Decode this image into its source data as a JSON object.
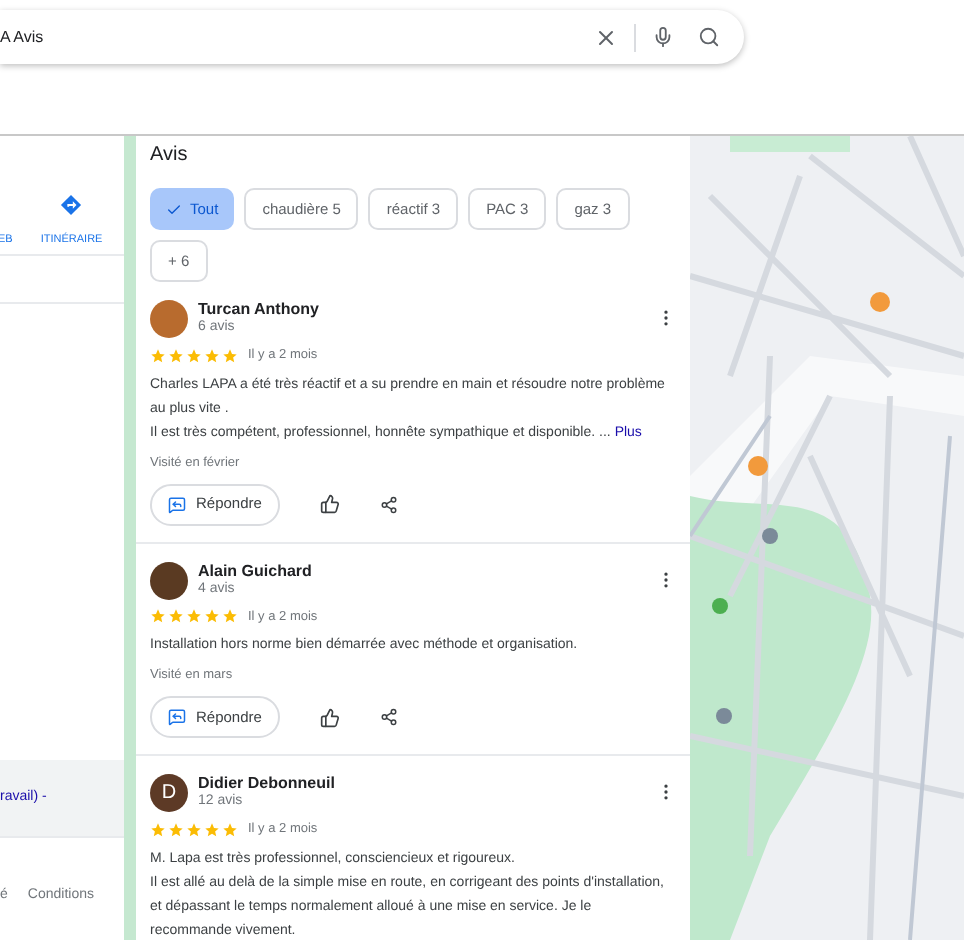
{
  "search": {
    "value": "A Avis"
  },
  "left_panel": {
    "actions": [
      {
        "label": "EB",
        "kind": "text"
      },
      {
        "label": "ITINÉRAIRE",
        "kind": "directions"
      }
    ],
    "link": "ravail) -",
    "footer": [
      "é",
      "Conditions"
    ]
  },
  "reviews": {
    "title": "Avis",
    "filters": [
      {
        "label": "Tout",
        "selected": true
      },
      {
        "label": "chaudière 5",
        "selected": false
      },
      {
        "label": "réactif 3",
        "selected": false
      },
      {
        "label": "PAC 3",
        "selected": false
      },
      {
        "label": "gaz 3",
        "selected": false
      },
      {
        "label": "+ 6",
        "selected": false
      }
    ],
    "items": [
      {
        "author": "Turcan Anthony",
        "count": "6 avis",
        "avatar": {
          "kind": "photo",
          "color": "#b86b2e"
        },
        "stars": 5,
        "time": "Il y a 2 mois",
        "text": "Charles LAPA a été très réactif et a su prendre en main et résoudre notre problème au plus vite .\nIl est très compétent, professionnel, honnête sympathique et disponible. ...",
        "more": "Plus",
        "visited": "Visité en février",
        "reply": "Répondre"
      },
      {
        "author": "Alain Guichard",
        "count": "4 avis",
        "avatar": {
          "kind": "photo",
          "color": "#5a3a22"
        },
        "stars": 5,
        "time": "Il y a 2 mois",
        "text": "Installation hors norme bien démarrée avec méthode et organisation.",
        "visited": "Visité en mars",
        "reply": "Répondre"
      },
      {
        "author": "Didier Debonneuil",
        "count": "12 avis",
        "avatar": {
          "kind": "letter",
          "letter": "D",
          "color": "#5d3a26"
        },
        "stars": 5,
        "time": "Il y a 2 mois",
        "text": "M. Lapa est très professionnel, consciencieux et rigoureux.\nIl est allé au delà de la simple mise en route, en corrigeant des points d'installation, et dépassant le temps normalement alloué à une mise en service. Je le recommande vivement."
      }
    ]
  }
}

> Exercise instructions
Which lines hold the word "Visité"? Copy all of them.

> Exercise result
        "visited": "Visité en février",
        "visited": "Visité en mars",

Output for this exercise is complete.